━━━━━ Data rows ━━━━━
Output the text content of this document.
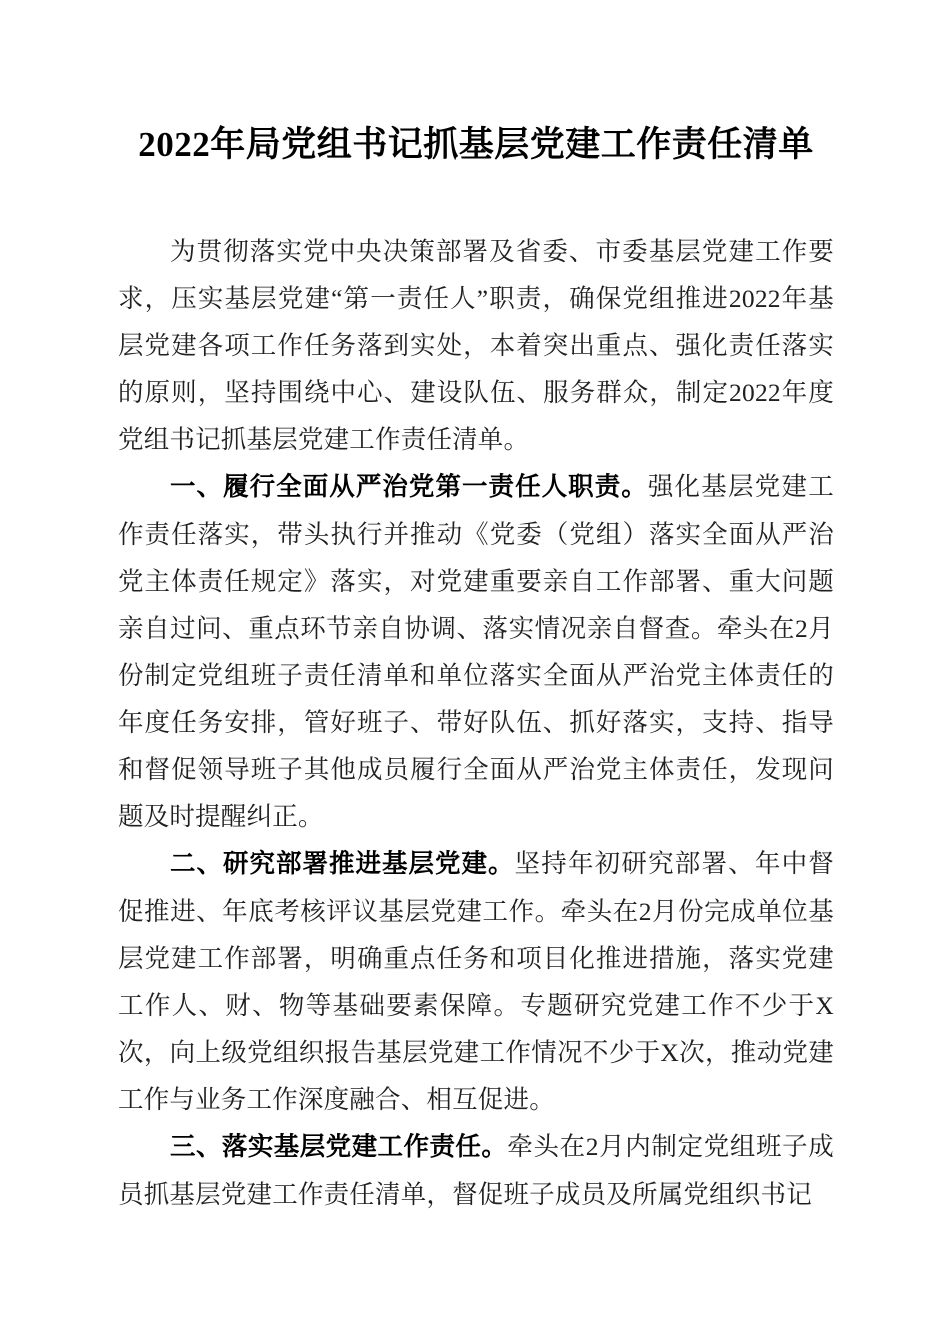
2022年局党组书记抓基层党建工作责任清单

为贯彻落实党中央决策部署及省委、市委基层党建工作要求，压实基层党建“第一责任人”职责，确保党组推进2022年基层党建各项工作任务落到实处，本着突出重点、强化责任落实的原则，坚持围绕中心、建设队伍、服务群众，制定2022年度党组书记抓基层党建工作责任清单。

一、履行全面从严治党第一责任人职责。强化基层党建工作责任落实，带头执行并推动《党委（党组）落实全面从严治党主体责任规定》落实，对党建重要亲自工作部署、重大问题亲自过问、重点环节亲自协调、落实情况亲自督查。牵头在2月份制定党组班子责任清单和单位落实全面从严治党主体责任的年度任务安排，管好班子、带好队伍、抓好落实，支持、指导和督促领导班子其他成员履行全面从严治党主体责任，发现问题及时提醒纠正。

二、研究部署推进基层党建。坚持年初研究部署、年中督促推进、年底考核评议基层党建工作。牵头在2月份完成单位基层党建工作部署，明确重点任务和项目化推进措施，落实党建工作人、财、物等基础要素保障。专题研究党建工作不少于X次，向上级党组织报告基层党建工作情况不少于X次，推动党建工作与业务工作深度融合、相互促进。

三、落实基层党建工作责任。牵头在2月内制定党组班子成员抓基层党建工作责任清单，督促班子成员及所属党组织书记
━━━━━
■ **Problem statement**:
Omit the pictures. Output every record above word for word.

■ **Result for this task**:
Output the text content of this document.
2022年局党组书记抓基层党建工作责任清单

为贯彻落实党中央决策部署及省委、市委基层党建工作要求，压实基层党建“第一责任人”职责，确保党组推进2022年基层党建各项工作任务落到实处，本着突出重点、强化责任落实的原则，坚持围绕中心、建设队伍、服务群众，制定2022年度党组书记抓基层党建工作责任清单。

一、履行全面从严治党第一责任人职责。强化基层党建工作责任落实，带头执行并推动《党委（党组）落实全面从严治党主体责任规定》落实，对党建重要亲自工作部署、重大问题亲自过问、重点环节亲自协调、落实情况亲自督查。牵头在2月份制定党组班子责任清单和单位落实全面从严治党主体责任的年度任务安排，管好班子、带好队伍、抓好落实，支持、指导和督促领导班子其他成员履行全面从严治党主体责任，发现问题及时提醒纠正。

二、研究部署推进基层党建。坚持年初研究部署、年中督促推进、年底考核评议基层党建工作。牵头在2月份完成单位基层党建工作部署，明确重点任务和项目化推进措施，落实党建工作人、财、物等基础要素保障。专题研究党建工作不少于X次，向上级党组织报告基层党建工作情况不少于X次，推动党建工作与业务工作深度融合、相互促进。

三、落实基层党建工作责任。牵头在2月内制定党组班子成员抓基层党建工作责任清单，督促班子成员及所属党组织书记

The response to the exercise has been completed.